* [Exercise brief] Extract, exactly as written, the line that contains "Transcribe the text in this document." and all lines after it through the end of the records. Omit pictures.
:: Material provided
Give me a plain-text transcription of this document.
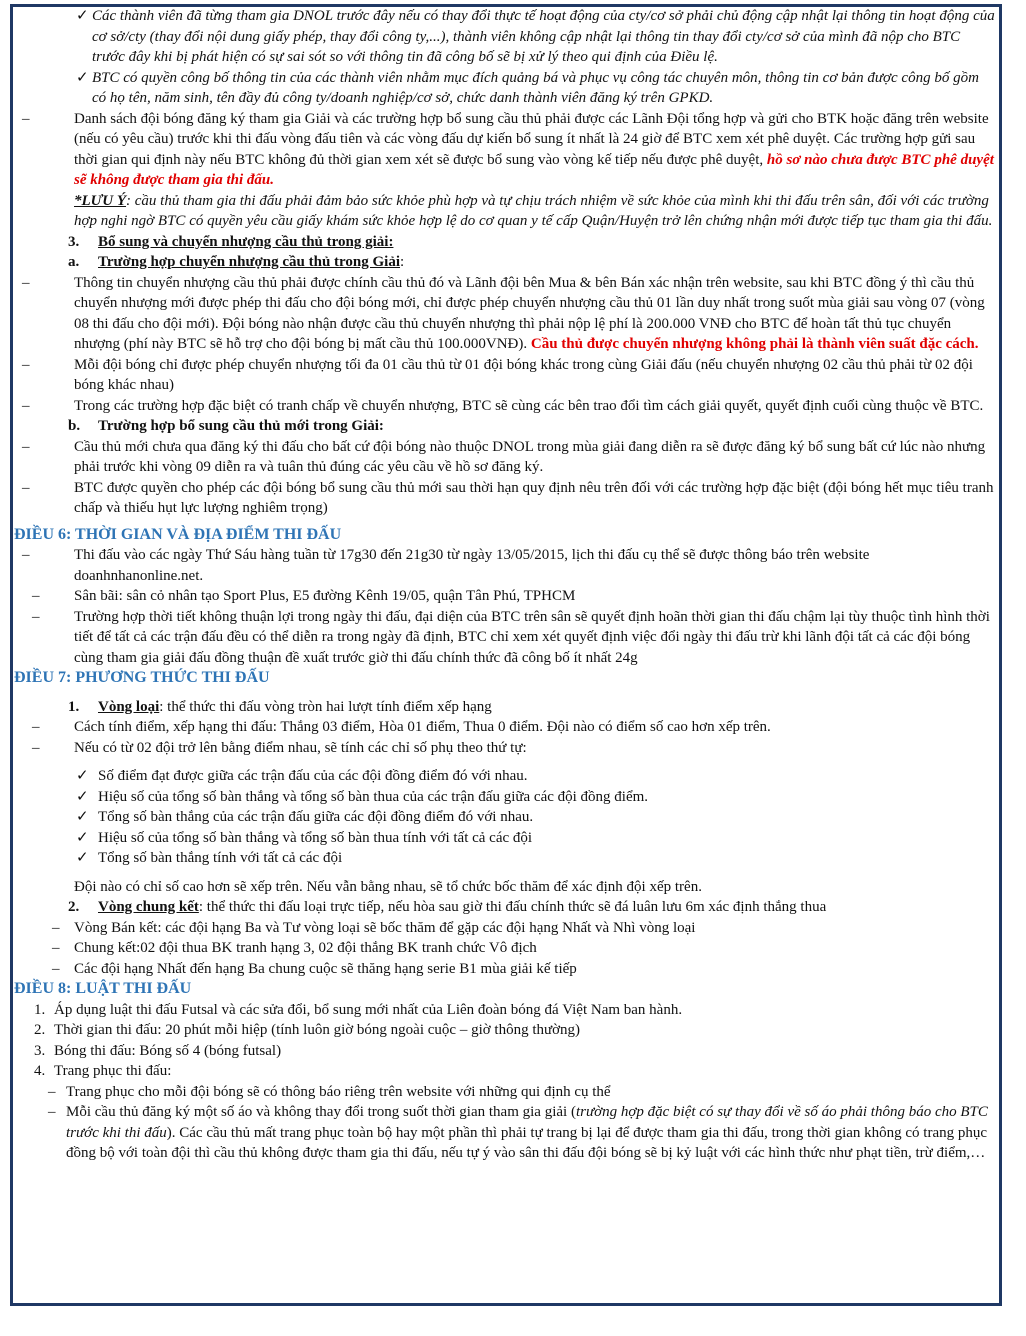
✓ Các thành viên đã từng tham gia DNOL trước đây nếu có thay đổi thực tế hoạt động của cty/cơ sở phải chủ động cập nhật lại thông tin hoạt động của cơ sở/cty (thay đổi nội dung giấy phép, thay đổi công ty,...), thành viên không cập nhật lại thông tin thay đổi cty/cơ sở của mình đã nộp cho BTC trước đây khi bị phát hiện có sự sai sót so với thông tin đã công bố sẽ bị xử lý theo qui định của Điều lệ.
✓ BTC có quyền công bố thông tin của các thành viên nhằm mục đích quảng bá và phục vụ công tác chuyên môn, thông tin cơ bản được công bố gồm có họ tên, năm sinh, tên đầy đủ công ty/doanh nghiệp/cơ sở, chức danh thành viên đăng ký trên GPKD.
–	Danh sách đội bóng đăng ký tham gia Giải và các trường hợp bổ sung cầu thủ phải được các Lãnh Đội tổng hợp và gửi cho BTK hoặc đăng trên website (nếu có yêu cầu) trước khi thi đấu vòng đấu tiên và các vòng đấu dự kiến bổ sung ít nhất là 24 giờ để BTC xem xét phê duyệt. Các trường hợp gửi sau thời gian qui định này nếu BTC không đủ thời gian xem xét sẽ được bổ sung vào vòng kế tiếp nếu được phê duyệt, hồ sơ nào chưa được BTC phê duyệt sẽ không được tham gia thi đấu.
*LƯU Ý: cầu thủ tham gia thi đấu phải đảm bảo sức khỏe phù hợp và tự chịu trách nhiệm về sức khỏe của mình khi thi đấu trên sân, đối với các trường hợp nghi ngờ BTC có quyền yêu cầu giấy khám sức khỏe hợp lệ do cơ quan y tế cấp Quận/Huyện trở lên chứng nhận mới được tiếp tục tham gia thi đấu.
3. Bổ sung và chuyển nhượng cầu thủ trong giải:
a. Trường hợp chuyển nhượng cầu thủ trong Giải:
–	Thông tin chuyển nhượng cầu thủ phải được chính cầu thủ đó và Lãnh đội bên Mua & bên Bán xác nhận trên website, sau khi BTC đồng ý thì cầu thủ chuyển nhượng mới được phép thi đấu cho đội bóng mới, chỉ được phép chuyển nhượng cầu thủ 01 lần duy nhất trong suốt mùa giải sau vòng 07 (vòng 08 thi đấu cho đội mới). Đội bóng nào nhận được cầu thủ chuyển nhượng thì phải nộp lệ phí là 200.000 VNĐ cho BTC để hoàn tất thủ tục chuyển nhượng (phí này BTC sẽ hỗ trợ cho đội bóng bị mất cầu thủ 100.000VNĐ). Cầu thủ được chuyển nhượng không phải là thành viên suất đặc cách.
–	Mỗi đội bóng chỉ được phép chuyển nhượng tối đa 01 cầu thủ từ 01 đội bóng khác trong cùng Giải đấu (nếu chuyển nhượng 02 cầu thủ phải từ 02 đội bóng khác nhau)
–	Trong các trường hợp đặc biệt có tranh chấp về chuyển nhượng, BTC sẽ cùng các bên trao đổi tìm cách giải quyết, quyết định cuối cùng thuộc về BTC.
b. Trường hợp bổ sung cầu thủ mới trong Giải:
–	Cầu thủ mới chưa qua đăng ký thi đấu cho bất cứ đội bóng nào thuộc DNOL trong mùa giải đang diễn ra sẽ được đăng ký bổ sung bất cứ lúc nào nhưng phải trước khi vòng 09 diễn ra và tuân thủ đúng các yêu cầu về hồ sơ đăng ký.
–	BTC được quyền cho phép các đội bóng bổ sung cầu thủ mới sau thời hạn quy định nêu trên đối với các trường hợp đặc biệt (đội bóng hết mục tiêu tranh chấp và thiếu hụt lực lượng nghiêm trọng)
ĐIỀU 6: THỜI GIAN VÀ ĐỊA ĐIỂM THI ĐẤU
–	Thi đấu vào các ngày Thứ Sáu hàng tuần từ 17g30 đến 21g30 từ ngày 13/05/2015, lịch thi đấu cụ thể sẽ được thông báo trên website doanhnhanonline.net.
– Sân bãi: sân cỏ nhân tạo Sport Plus, E5 đường Kênh 19/05, quận Tân Phú, TPHCM
– Trường hợp thời tiết không thuận lợi trong ngày thi đấu, đại diện của BTC trên sân sẽ quyết định hoãn thời gian thi đấu chậm lại tùy thuộc tình hình thời tiết để tất cả các trận đấu đều có thể diễn ra trong ngày đã định, BTC chỉ xem xét quyết định việc đổi ngày thi đấu trừ khi lãnh đội tất cả các đội bóng cùng tham gia giải đấu đồng thuận đề xuất trước giờ thi đấu chính thức đã công bố ít nhất 24g
ĐIỀU 7: PHƯƠNG THỨC THI ĐẤU
1. Vòng loại: thể thức thi đấu vòng tròn hai lượt tính điểm xếp hạng
– Cách tính điểm, xếp hạng thi đấu: Thắng 03 điểm, Hòa 01 điểm, Thua 0 điểm. Đội nào có điểm số cao hơn xếp trên.
– Nếu có từ 02 đội trở lên bằng điểm nhau, sẽ tính các chỉ số phụ theo thứ tự:
✓ Số điểm đạt được giữa các trận đấu của các đội đồng điểm đó với nhau.
✓ Hiệu số của tổng số bàn thắng và tổng số bàn thua của các trận đấu giữa các đội đồng điểm.
✓ Tổng số bàn thắng của các trận đấu giữa các đội đồng điểm đó với nhau.
✓ Hiệu số của tổng số bàn thắng và tổng số bàn thua tính với tất cả các đội
✓ Tổng số bàn thắng tính với tất cả các đội
Đội nào có chỉ số cao hơn sẽ xếp trên. Nếu vẫn bằng nhau, sẽ tổ chức bốc thăm để xác định đội xếp trên.
2. Vòng chung kết: thể thức thi đấu loại trực tiếp, nếu hòa sau giờ thi đấu chính thức sẽ đá luân lưu 6m xác định thắng thua
– Vòng Bán kết: các đội hạng Ba và Tư vòng loại sẽ bốc thăm để gặp các đội hạng Nhất và Nhì vòng loại
– Chung kết:02 đội thua BK tranh hạng 3, 02 đội thắng BK tranh chức Vô địch
– Các đội hạng Nhất đến hạng Ba chung cuộc sẽ thăng hạng serie B1 mùa giải kế tiếp
ĐIỀU 8: LUẬT THI ĐẤU
1. Áp dụng luật thi đấu Futsal và các sửa đổi, bổ sung mới nhất của Liên đoàn bóng đá Việt Nam ban hành.
2. Thời gian thi đấu: 20 phút mỗi hiệp (tính luôn giờ bóng ngoài cuộc – giờ thông thường)
3. Bóng thi đấu: Bóng số 4 (bóng futsal)
4. Trang phục thi đấu:
– Trang phục cho mỗi đội bóng sẽ có thông báo riêng trên website với những qui định cụ thể
– Mỗi cầu thủ đăng ký một số áo và không thay đổi trong suốt thời gian tham gia giải (trường hợp đặc biệt có sự thay đổi về số áo phải thông báo cho BTC trước khi thi đấu). Các cầu thủ mất trang phục toàn bộ hay một phần thì phải tự trang bị lại để được tham gia thi đấu, trong thời gian không có trang phục đồng bộ với toàn đội thì cầu thủ không được tham gia thi đấu, nếu tự ý vào sân thi đấu đội bóng sẽ bị kỷ luật với các hình thức như phạt tiền, trừ điểm,…
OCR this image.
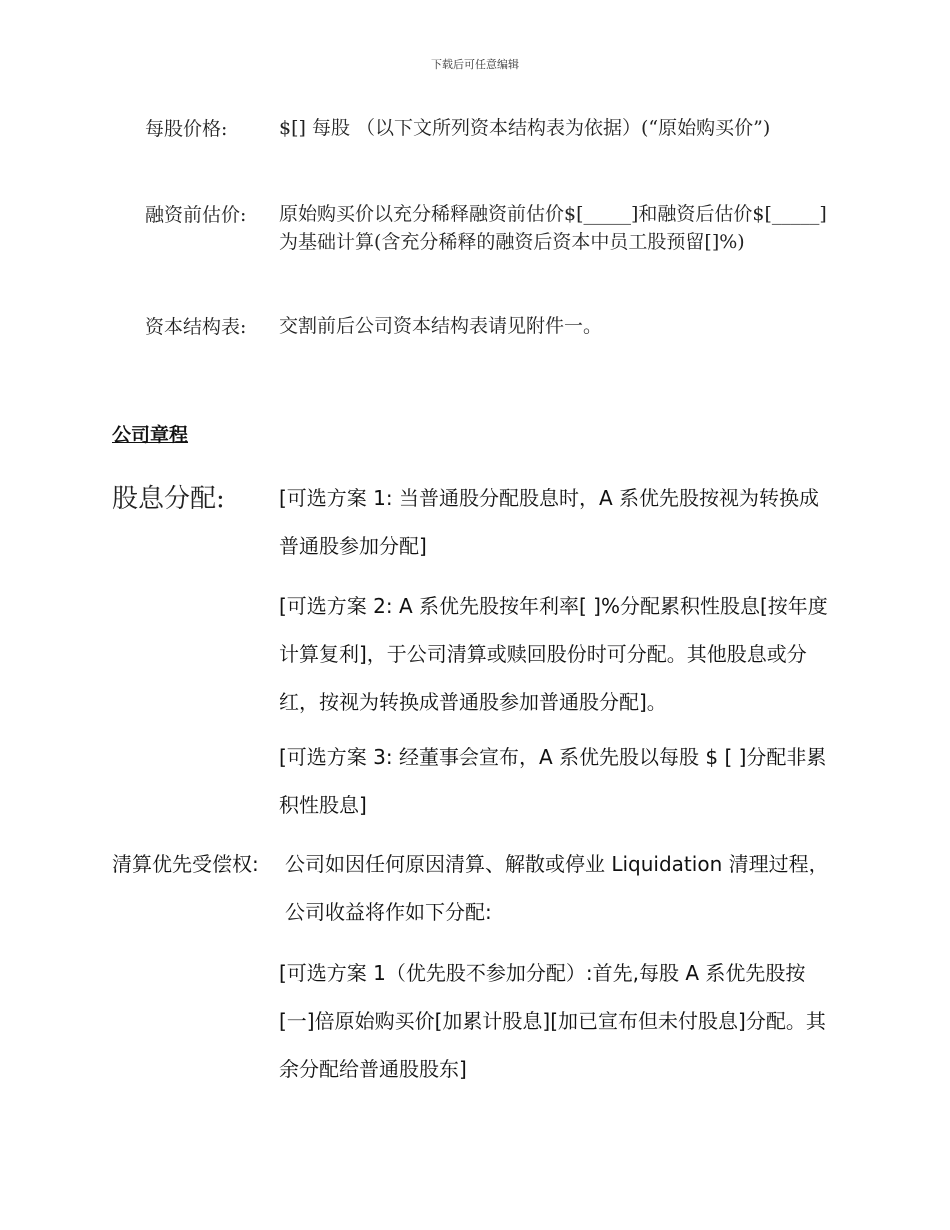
下载后可任意编辑
每股价格:	$[] 每股 （以下文所列资本结构表为依据）(“原始购买价”)
融资前估价: 原始购买价以充分稀释融资前估价$[_____]和融资后估价$[_____]为基础计算(含充分稀释的融资后资本中员工股预留[]%)
资本结构表: 交割前后公司资本结构表请见附件一。
公司章程
股息分配:	[可选方案 1: 当普通股分配股息时，A 系优先股按视为转换成普通股参加分配]
[可选方案 2: A 系优先股按年利率[ ]%分配累积性股息[按年度计算复利]，于公司清算或赎回股份时可分配。其他股息或分红，按视为转换成普通股参加普通股分配]。
[可选方案 3: 经董事会宣布，A 系优先股以每股 $ [ ]分配非累积性股息]
清算优先受偿权: 公司如因任何原因清算、解散或停业 Liquidation 清理过程，公司收益将作如下分配:
[可选方案 1（优先股不参加分配）:首先,每股 A 系优先股按[一]倍原始购买价[加累计股息][加已宣布但未付股息]分配。其余分配给普通股股东]
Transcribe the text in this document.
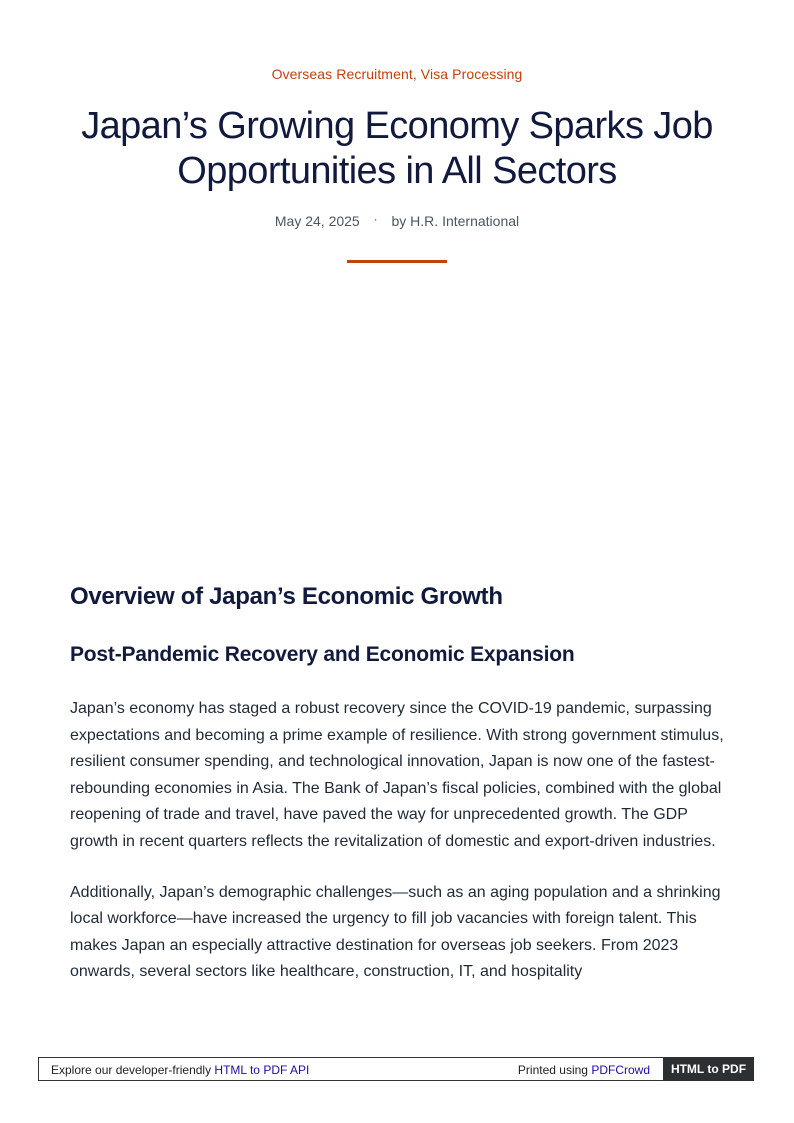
Overseas Recruitment, Visa Processing
Japan’s Growing Economy Sparks Job Opportunities in All Sectors
May 24, 2025 · by H.R. International
Overview of Japan’s Economic Growth
Post-Pandemic Recovery and Economic Expansion

Japan’s economy has staged a robust recovery since the COVID-19 pandemic, surpassing expectations and becoming a prime example of resilience. With strong government stimulus, resilient consumer spending, and technological innovation, Japan is now one of the fastest-rebounding economies in Asia. The Bank of Japan’s fiscal policies, combined with the global reopening of trade and travel, have paved the way for unprecedented growth. The GDP growth in recent quarters reflects the revitalization of domestic and export-driven industries.

Additionally, Japan’s demographic challenges—such as an aging population and a shrinking local workforce—have increased the urgency to fill job vacancies with foreign talent. This makes Japan an especially attractive destination for overseas job seekers. From 2023 onwards, several sectors like healthcare, construction, IT, and hospitality

Explore our developer-friendly HTML to PDF API	Printed using PDFCrowd	HTML to PDF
::::
* [Solution for this exercise]
Transcribe the text in this document.
Overseas Recruitment, Visa Processing
Japan’s Growing Economy Sparks Job Opportunities in All Sectors
May 24, 2025 · by H.R. International
Overview of Japan’s Economic Growth
Post-Pandemic Recovery and Economic Expansion

Japan’s economy has staged a robust recovery since the COVID-19 pandemic, surpassing expectations and becoming a prime example of resilience. With strong government stimulus, resilient consumer spending, and technological innovation, Japan is now one of the fastest-rebounding economies in Asia. The Bank of Japan’s fiscal policies, combined with the global reopening of trade and travel, have paved the way for unprecedented growth. The GDP growth in recent quarters reflects the revitalization of domestic and export-driven industries.

Additionally, Japan’s demographic challenges—such as an aging population and a shrinking local workforce—have increased the urgency to fill job vacancies with foreign talent. This makes Japan an especially attractive destination for overseas job seekers. From 2023 onwards, several sectors like healthcare, construction, IT, and hospitality

Explore our developer-friendly HTML to PDF API	Printed using PDFCrowd	HTML to PDF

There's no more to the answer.